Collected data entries
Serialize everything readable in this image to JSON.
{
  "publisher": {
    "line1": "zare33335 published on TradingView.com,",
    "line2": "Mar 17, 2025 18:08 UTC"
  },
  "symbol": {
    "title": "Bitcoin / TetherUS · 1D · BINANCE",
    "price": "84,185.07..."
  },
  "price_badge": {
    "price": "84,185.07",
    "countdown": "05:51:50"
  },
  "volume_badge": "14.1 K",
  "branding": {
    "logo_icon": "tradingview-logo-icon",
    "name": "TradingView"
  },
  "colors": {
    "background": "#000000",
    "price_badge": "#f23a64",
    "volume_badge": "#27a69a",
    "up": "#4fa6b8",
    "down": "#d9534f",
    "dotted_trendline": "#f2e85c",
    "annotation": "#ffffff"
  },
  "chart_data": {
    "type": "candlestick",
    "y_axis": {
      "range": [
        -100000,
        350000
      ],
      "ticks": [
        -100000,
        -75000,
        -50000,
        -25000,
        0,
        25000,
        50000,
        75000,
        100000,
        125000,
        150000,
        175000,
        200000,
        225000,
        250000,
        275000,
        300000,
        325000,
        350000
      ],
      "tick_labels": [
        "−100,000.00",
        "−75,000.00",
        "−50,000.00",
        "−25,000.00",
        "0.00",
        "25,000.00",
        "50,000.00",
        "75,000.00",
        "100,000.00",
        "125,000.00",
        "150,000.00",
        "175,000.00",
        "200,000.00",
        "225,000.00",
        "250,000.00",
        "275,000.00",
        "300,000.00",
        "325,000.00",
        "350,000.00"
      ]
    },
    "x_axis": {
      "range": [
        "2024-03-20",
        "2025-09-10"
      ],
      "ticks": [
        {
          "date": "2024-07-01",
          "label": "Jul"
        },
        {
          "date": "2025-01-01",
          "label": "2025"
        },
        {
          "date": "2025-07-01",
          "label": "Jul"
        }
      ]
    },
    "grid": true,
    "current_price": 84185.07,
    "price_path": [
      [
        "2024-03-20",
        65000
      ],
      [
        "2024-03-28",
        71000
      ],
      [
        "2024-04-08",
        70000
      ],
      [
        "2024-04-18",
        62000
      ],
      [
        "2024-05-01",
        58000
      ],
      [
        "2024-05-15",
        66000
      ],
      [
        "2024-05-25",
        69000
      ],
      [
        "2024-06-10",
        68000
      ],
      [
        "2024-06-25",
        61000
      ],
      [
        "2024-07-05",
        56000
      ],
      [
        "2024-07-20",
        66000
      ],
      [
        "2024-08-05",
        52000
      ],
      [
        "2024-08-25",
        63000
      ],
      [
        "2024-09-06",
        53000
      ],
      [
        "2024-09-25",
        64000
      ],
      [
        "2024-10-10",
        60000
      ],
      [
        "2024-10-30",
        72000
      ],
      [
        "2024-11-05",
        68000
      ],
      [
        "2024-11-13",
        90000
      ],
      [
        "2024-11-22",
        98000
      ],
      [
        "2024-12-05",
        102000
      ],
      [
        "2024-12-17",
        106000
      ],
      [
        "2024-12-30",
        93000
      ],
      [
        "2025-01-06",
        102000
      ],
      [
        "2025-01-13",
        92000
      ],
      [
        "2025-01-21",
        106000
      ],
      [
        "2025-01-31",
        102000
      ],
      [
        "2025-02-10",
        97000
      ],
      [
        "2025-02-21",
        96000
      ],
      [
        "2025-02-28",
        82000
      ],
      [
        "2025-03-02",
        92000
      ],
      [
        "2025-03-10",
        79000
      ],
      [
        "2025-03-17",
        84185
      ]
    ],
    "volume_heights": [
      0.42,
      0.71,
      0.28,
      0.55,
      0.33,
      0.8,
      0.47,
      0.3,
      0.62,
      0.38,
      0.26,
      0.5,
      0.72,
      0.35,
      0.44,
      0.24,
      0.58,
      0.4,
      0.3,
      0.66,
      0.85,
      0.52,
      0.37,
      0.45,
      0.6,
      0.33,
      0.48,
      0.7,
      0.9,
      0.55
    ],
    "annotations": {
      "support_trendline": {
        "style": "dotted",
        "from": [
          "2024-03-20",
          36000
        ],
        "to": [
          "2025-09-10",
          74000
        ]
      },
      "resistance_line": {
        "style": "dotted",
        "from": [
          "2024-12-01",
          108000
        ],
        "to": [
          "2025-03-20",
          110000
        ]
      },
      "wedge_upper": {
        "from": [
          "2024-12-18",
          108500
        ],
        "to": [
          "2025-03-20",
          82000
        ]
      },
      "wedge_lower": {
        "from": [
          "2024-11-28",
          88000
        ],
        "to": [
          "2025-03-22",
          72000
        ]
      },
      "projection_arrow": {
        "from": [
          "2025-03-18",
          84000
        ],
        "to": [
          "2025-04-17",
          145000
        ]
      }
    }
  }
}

#### [TASK INSTRUCTIONS]
Repeat every record exactly as written, please.

#### [TASK OUTPUT]
Serialize everything readable in this image to JSON.
{
  "publisher": {
    "line1": "zare33335 published on TradingView.com,",
    "line2": "Mar 17, 2025 18:08 UTC"
  },
  "symbol": {
    "title": "Bitcoin / TetherUS · 1D · BINANCE",
    "price": "84,185.07..."
  },
  "price_badge": {
    "price": "84,185.07",
    "countdown": "05:51:50"
  },
  "volume_badge": "14.1 K",
  "branding": {
    "logo_icon": "tradingview-logo-icon",
    "name": "TradingView"
  },
  "colors": {
    "background": "#000000",
    "price_badge": "#f23a64",
    "volume_badge": "#27a69a",
    "up": "#4fa6b8",
    "down": "#d9534f",
    "dotted_trendline": "#f2e85c",
    "annotation": "#ffffff"
  },
  "chart_data": {
    "type": "candlestick",
    "y_axis": {
      "range": [
        -100000,
        350000
      ],
      "ticks": [
        -100000,
        -75000,
        -50000,
        -25000,
        0,
        25000,
        50000,
        75000,
        100000,
        125000,
        150000,
        175000,
        200000,
        225000,
        250000,
        275000,
        300000,
        325000,
        350000
      ],
      "tick_labels": [
        "−100,000.00",
        "−75,000.00",
        "−50,000.00",
        "−25,000.00",
        "0.00",
        "25,000.00",
        "50,000.00",
        "75,000.00",
        "100,000.00",
        "125,000.00",
        "150,000.00",
        "175,000.00",
        "200,000.00",
        "225,000.00",
        "250,000.00",
        "275,000.00",
        "300,000.00",
        "325,000.00",
        "350,000.00"
      ]
    },
    "x_axis": {
      "range": [
        "2024-03-20",
        "2025-09-10"
      ],
      "ticks": [
        {
          "date": "2024-07-01",
          "label": "Jul"
        },
        {
          "date": "2025-01-01",
          "label": "2025"
        },
        {
          "date": "2025-07-01",
          "label": "Jul"
        }
      ]
    },
    "grid": true,
    "current_price": 84185.07,
    "price_path": [
      [
        "2024-03-20",
        65000
      ],
      [
        "2024-03-28",
        71000
      ],
      [
        "2024-04-08",
        70000
      ],
      [
        "2024-04-18",
        62000
      ],
      [
        "2024-05-01",
        58000
      ],
      [
        "2024-05-15",
        66000
      ],
      [
        "2024-05-25",
        69000
      ],
      [
        "2024-06-10",
        68000
      ],
      [
        "2024-06-25",
        61000
      ],
      [
        "2024-07-05",
        56000
      ],
      [
        "2024-07-20",
        66000
      ],
      [
        "2024-08-05",
        52000
      ],
      [
        "2024-08-25",
        63000
      ],
      [
        "2024-09-06",
        53000
      ],
      [
        "2024-09-25",
        64000
      ],
      [
        "2024-10-10",
        60000
      ],
      [
        "2024-10-30",
        72000
      ],
      [
        "2024-11-05",
        68000
      ],
      [
        "2024-11-13",
        90000
      ],
      [
        "2024-11-22",
        98000
      ],
      [
        "2024-12-05",
        102000
      ],
      [
        "2024-12-17",
        106000
      ],
      [
        "2024-12-30",
        93000
      ],
      [
        "2025-01-06",
        102000
      ],
      [
        "2025-01-13",
        92000
      ],
      [
        "2025-01-21",
        106000
      ],
      [
        "2025-01-31",
        102000
      ],
      [
        "2025-02-10",
        97000
      ],
      [
        "2025-02-21",
        96000
      ],
      [
        "2025-02-28",
        82000
      ],
      [
        "2025-03-02",
        92000
      ],
      [
        "2025-03-10",
        79000
      ],
      [
        "2025-03-17",
        84185
      ]
    ],
    "volume_heights": [
      0.42,
      0.71,
      0.28,
      0.55,
      0.33,
      0.8,
      0.47,
      0.3,
      0.62,
      0.38,
      0.26,
      0.5,
      0.72,
      0.35,
      0.44,
      0.24,
      0.58,
      0.4,
      0.3,
      0.66,
      0.85,
      0.52,
      0.37,
      0.45,
      0.6,
      0.33,
      0.48,
      0.7,
      0.9,
      0.55
    ],
    "annotations": {
      "support_trendline": {
        "style": "dotted",
        "from": [
          "2024-03-20",
          36000
        ],
        "to": [
          "2025-09-10",
          74000
        ]
      },
      "resistance_line": {
        "style": "dotted",
        "from": [
          "2024-12-01",
          108000
        ],
        "to": [
          "2025-03-20",
          110000
        ]
      },
      "wedge_upper": {
        "from": [
          "2024-12-18",
          108500
        ],
        "to": [
          "2025-03-20",
          82000
        ]
      },
      "wedge_lower": {
        "from": [
          "2024-11-28",
          88000
        ],
        "to": [
          "2025-03-22",
          72000
        ]
      },
      "projection_arrow": {
        "from": [
          "2025-03-18",
          84000
        ],
        "to": [
          "2025-04-17",
          145000
        ]
      }
    }
  }
}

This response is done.